▶ What the task asks
Each line that holds the word "Elon" counts once; give the total for the records below and nothing else.
►
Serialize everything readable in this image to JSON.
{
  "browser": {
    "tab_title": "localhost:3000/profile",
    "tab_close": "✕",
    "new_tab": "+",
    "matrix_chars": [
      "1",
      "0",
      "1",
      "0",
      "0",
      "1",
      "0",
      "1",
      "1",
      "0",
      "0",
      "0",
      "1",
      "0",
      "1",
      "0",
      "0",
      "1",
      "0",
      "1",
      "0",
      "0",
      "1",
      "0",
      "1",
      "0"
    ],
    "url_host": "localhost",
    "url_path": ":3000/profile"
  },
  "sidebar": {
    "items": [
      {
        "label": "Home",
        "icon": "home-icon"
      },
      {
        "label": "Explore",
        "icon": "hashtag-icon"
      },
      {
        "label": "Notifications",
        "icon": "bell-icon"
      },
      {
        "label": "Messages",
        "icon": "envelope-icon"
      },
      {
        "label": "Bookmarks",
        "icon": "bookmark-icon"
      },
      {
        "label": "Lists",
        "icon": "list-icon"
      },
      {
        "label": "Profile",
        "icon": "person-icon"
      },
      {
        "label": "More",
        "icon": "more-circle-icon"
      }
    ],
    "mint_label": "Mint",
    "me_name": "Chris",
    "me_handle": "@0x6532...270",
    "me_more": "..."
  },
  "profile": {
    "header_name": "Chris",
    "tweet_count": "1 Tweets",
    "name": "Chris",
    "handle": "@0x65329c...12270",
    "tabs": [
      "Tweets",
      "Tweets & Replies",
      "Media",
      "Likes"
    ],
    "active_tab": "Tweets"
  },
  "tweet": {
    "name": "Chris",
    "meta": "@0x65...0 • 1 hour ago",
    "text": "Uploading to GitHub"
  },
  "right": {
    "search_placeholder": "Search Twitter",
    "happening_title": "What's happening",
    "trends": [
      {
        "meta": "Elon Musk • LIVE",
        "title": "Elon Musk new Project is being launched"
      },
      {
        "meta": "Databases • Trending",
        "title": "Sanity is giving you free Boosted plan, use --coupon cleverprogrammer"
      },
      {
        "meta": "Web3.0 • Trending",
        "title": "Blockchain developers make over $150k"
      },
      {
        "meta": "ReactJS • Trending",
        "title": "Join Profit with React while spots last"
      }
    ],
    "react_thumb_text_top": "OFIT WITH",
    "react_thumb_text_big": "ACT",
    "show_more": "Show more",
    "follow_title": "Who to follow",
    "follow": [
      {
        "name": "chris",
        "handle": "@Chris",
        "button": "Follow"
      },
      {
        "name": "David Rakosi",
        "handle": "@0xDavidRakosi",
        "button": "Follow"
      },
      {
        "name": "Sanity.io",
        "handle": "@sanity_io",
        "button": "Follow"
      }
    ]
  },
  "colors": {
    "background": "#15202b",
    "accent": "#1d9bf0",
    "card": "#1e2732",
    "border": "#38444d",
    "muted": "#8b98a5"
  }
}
◄
▶ Written solution
2